— begin —
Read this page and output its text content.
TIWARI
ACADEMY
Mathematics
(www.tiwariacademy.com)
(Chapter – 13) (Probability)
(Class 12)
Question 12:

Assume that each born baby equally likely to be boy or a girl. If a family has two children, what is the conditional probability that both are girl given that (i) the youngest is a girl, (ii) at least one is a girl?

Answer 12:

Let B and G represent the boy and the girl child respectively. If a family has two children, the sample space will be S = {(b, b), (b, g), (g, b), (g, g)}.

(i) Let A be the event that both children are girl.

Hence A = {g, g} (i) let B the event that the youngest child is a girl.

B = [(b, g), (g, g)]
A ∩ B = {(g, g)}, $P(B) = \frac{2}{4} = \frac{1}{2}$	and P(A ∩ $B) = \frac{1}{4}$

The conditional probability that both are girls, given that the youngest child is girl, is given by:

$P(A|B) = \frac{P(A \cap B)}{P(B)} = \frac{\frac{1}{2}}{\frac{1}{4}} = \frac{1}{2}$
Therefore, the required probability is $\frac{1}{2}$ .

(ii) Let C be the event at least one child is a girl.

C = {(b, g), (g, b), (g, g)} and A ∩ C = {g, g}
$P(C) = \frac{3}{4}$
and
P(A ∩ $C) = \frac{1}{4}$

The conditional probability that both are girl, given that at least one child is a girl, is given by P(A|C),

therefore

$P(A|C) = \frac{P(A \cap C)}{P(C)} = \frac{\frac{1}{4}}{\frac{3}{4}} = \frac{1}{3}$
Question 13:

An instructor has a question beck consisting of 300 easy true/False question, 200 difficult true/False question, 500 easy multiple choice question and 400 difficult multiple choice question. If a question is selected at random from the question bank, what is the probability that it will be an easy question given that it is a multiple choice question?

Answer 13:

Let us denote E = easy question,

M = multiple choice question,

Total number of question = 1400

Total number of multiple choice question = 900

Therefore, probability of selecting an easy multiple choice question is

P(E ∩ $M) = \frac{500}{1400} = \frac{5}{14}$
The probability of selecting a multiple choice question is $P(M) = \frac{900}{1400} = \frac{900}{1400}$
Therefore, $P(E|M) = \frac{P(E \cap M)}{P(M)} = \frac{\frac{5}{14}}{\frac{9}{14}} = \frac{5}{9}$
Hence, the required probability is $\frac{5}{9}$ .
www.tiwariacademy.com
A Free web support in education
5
— end —
Return all the lines that contain the string "children".

▸ **Complete answer**
Assume that each born baby equally likely to be boy or a girl. If a family has two children, what is the conditional probability that both are girl given that (i) the youngest is a girl, (ii) at least one is a girl?
Let B and G represent the boy and the girl child respectively. If a family has two children, the sample space will be S = {(b, b), (b, g), (g, b), (g, g)}.
(i) Let A be the event that both children are girl.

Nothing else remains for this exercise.